## What this task involves:
Reproduce the entire listing word for word.

## Extracted information:

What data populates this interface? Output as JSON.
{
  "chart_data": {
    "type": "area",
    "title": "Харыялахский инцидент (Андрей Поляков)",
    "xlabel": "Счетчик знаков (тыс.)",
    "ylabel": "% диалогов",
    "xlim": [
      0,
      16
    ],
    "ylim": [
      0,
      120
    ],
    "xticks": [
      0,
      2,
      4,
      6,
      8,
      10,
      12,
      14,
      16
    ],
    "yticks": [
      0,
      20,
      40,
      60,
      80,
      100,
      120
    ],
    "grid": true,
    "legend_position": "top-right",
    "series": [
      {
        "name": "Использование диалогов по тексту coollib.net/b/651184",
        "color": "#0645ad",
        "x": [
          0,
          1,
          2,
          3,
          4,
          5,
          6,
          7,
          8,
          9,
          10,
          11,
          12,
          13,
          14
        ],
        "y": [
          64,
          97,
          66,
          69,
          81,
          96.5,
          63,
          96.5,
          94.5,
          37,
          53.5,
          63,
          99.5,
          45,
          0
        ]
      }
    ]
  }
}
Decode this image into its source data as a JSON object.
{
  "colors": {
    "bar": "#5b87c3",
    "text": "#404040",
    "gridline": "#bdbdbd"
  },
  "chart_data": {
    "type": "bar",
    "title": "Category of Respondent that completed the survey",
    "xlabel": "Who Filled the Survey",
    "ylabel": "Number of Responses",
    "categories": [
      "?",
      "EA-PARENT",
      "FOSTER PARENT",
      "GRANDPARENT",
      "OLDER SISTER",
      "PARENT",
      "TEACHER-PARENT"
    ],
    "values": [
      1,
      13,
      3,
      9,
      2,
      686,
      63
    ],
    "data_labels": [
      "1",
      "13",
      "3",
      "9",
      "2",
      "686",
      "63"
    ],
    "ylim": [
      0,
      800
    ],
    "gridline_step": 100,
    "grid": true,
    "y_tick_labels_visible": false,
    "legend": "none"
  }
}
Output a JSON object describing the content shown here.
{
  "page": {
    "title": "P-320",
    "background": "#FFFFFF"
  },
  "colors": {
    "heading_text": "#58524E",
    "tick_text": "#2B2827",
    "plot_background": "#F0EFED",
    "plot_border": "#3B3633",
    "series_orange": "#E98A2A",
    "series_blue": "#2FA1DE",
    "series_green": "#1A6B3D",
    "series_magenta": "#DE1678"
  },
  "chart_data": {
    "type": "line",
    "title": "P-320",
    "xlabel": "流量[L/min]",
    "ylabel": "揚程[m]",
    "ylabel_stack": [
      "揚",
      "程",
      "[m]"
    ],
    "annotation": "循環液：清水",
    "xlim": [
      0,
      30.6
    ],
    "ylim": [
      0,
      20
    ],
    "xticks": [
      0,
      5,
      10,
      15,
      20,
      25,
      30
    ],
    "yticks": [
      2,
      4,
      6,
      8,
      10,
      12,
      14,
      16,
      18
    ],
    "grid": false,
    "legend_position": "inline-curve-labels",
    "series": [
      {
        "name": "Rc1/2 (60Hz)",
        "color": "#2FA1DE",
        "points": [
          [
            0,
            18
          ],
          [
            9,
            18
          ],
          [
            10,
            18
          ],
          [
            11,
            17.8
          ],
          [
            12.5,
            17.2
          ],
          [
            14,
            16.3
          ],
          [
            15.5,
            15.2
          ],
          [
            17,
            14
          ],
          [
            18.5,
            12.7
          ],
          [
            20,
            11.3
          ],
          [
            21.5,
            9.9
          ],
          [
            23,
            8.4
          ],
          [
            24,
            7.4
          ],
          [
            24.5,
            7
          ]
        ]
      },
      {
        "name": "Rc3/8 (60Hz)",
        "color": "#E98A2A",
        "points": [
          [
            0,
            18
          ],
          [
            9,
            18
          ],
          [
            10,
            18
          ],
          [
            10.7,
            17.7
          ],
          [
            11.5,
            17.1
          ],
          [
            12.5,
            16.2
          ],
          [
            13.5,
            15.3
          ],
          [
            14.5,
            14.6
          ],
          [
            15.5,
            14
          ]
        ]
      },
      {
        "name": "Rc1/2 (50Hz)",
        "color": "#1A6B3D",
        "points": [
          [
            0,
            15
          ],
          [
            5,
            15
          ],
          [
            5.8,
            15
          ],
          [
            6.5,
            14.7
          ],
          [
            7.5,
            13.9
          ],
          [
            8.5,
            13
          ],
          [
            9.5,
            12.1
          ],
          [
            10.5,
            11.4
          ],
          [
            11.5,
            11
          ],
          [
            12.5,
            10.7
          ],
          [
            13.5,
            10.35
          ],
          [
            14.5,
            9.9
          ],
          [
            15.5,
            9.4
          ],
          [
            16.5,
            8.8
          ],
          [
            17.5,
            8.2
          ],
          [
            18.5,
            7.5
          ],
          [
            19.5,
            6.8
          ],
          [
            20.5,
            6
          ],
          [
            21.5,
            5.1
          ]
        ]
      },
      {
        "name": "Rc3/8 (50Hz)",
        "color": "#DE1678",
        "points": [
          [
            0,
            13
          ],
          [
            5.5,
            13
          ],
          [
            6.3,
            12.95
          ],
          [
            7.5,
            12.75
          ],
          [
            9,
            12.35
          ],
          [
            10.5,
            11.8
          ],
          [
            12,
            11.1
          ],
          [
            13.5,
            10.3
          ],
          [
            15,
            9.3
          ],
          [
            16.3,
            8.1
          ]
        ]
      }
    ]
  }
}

## Written answer:
What data populates this interface? Output as JSON.
{
  "chart_data": {
    "type": "area",
    "title": "Харыялахский инцидент (Андрей Поляков)",
    "xlabel": "Счетчик знаков (тыс.)",
    "ylabel": "% диалогов",
    "xlim": [
      0,
      16
    ],
    "ylim": [
      0,
      120
    ],
    "xticks": [
      0,
      2,
      4,
      6,
      8,
      10,
      12,
      14,
      16
    ],
    "yticks": [
      0,
      20,
      40,
      60,
      80,
      100,
      120
    ],
    "grid": true,
    "legend_position": "top-right",
    "series": [
      {
        "name": "Использование диалогов по тексту coollib.net/b/651184",
        "color": "#0645ad",
        "x": [
          0,
          1,
          2,
          3,
          4,
          5,
          6,
          7,
          8,
          9,
          10,
          11,
          12,
          13,
          14
        ],
        "y": [
          64,
          97,
          66,
          69,
          81,
          96.5,
          63,
          96.5,
          94.5,
          37,
          53.5,
          63,
          99.5,
          45,
          0
        ]
      }
    ]
  }
}
Decode this image into its source data as a JSON object.
{
  "colors": {
    "bar": "#5b87c3",
    "text": "#404040",
    "gridline": "#bdbdbd"
  },
  "chart_data": {
    "type": "bar",
    "title": "Category of Respondent that completed the survey",
    "xlabel": "Who Filled the Survey",
    "ylabel": "Number of Responses",
    "categories": [
      "?",
      "EA-PARENT",
      "FOSTER PARENT",
      "GRANDPARENT",
      "OLDER SISTER",
      "PARENT",
      "TEACHER-PARENT"
    ],
    "values": [
      1,
      13,
      3,
      9,
      2,
      686,
      63
    ],
    "data_labels": [
      "1",
      "13",
      "3",
      "9",
      "2",
      "686",
      "63"
    ],
    "ylim": [
      0,
      800
    ],
    "gridline_step": 100,
    "grid": true,
    "y_tick_labels_visible": false,
    "legend": "none"
  }
}
Output a JSON object describing the content shown here.
{
  "page": {
    "title": "P-320",
    "background": "#FFFFFF"
  },
  "colors": {
    "heading_text": "#58524E",
    "tick_text": "#2B2827",
    "plot_background": "#F0EFED",
    "plot_border": "#3B3633",
    "series_orange": "#E98A2A",
    "series_blue": "#2FA1DE",
    "series_green": "#1A6B3D",
    "series_magenta": "#DE1678"
  },
  "chart_data": {
    "type": "line",
    "title": "P-320",
    "xlabel": "流量[L/min]",
    "ylabel": "揚程[m]",
    "ylabel_stack": [
      "揚",
      "程",
      "[m]"
    ],
    "annotation": "循環液：清水",
    "xlim": [
      0,
      30.6
    ],
    "ylim": [
      0,
      20
    ],
    "xticks": [
      0,
      5,
      10,
      15,
      20,
      25,
      30
    ],
    "yticks": [
      2,
      4,
      6,
      8,
      10,
      12,
      14,
      16,
      18
    ],
    "grid": false,
    "legend_position": "inline-curve-labels",
    "series": [
      {
        "name": "Rc1/2 (60Hz)",
        "color": "#2FA1DE",
        "points": [
          [
            0,
            18
          ],
          [
            9,
            18
          ],
          [
            10,
            18
          ],
          [
            11,
            17.8
          ],
          [
            12.5,
            17.2
          ],
          [
            14,
            16.3
          ],
          [
            15.5,
            15.2
          ],
          [
            17,
            14
          ],
          [
            18.5,
            12.7
          ],
          [
            20,
            11.3
          ],
          [
            21.5,
            9.9
          ],
          [
            23,
            8.4
          ],
          [
            24,
            7.4
          ],
          [
            24.5,
            7
          ]
        ]
      },
      {
        "name": "Rc3/8 (60Hz)",
        "color": "#E98A2A",
        "points": [
          [
            0,
            18
          ],
          [
            9,
            18
          ],
          [
            10,
            18
          ],
          [
            10.7,
            17.7
          ],
          [
            11.5,
            17.1
          ],
          [
            12.5,
            16.2
          ],
          [
            13.5,
            15.3
          ],
          [
            14.5,
            14.6
          ],
          [
            15.5,
            14
          ]
        ]
      },
      {
        "name": "Rc1/2 (50Hz)",
        "color": "#1A6B3D",
        "points": [
          [
            0,
            15
          ],
          [
            5,
            15
          ],
          [
            5.8,
            15
          ],
          [
            6.5,
            14.7
          ],
          [
            7.5,
            13.9
          ],
          [
            8.5,
            13
          ],
          [
            9.5,
            12.1
          ],
          [
            10.5,
            11.4
          ],
          [
            11.5,
            11
          ],
          [
            12.5,
            10.7
          ],
          [
            13.5,
            10.35
          ],
          [
            14.5,
            9.9
          ],
          [
            15.5,
            9.4
          ],
          [
            16.5,
            8.8
          ],
          [
            17.5,
            8.2
          ],
          [
            18.5,
            7.5
          ],
          [
            19.5,
            6.8
          ],
          [
            20.5,
            6
          ],
          [
            21.5,
            5.1
          ]
        ]
      },
      {
        "name": "Rc3/8 (50Hz)",
        "color": "#DE1678",
        "points": [
          [
            0,
            13
          ],
          [
            5.5,
            13
          ],
          [
            6.3,
            12.95
          ],
          [
            7.5,
            12.75
          ],
          [
            9,
            12.35
          ],
          [
            10.5,
            11.8
          ],
          [
            12,
            11.1
          ],
          [
            13.5,
            10.3
          ],
          [
            15,
            9.3
          ],
          [
            16.3,
            8.1
          ]
        ]
      }
    ]
  }
}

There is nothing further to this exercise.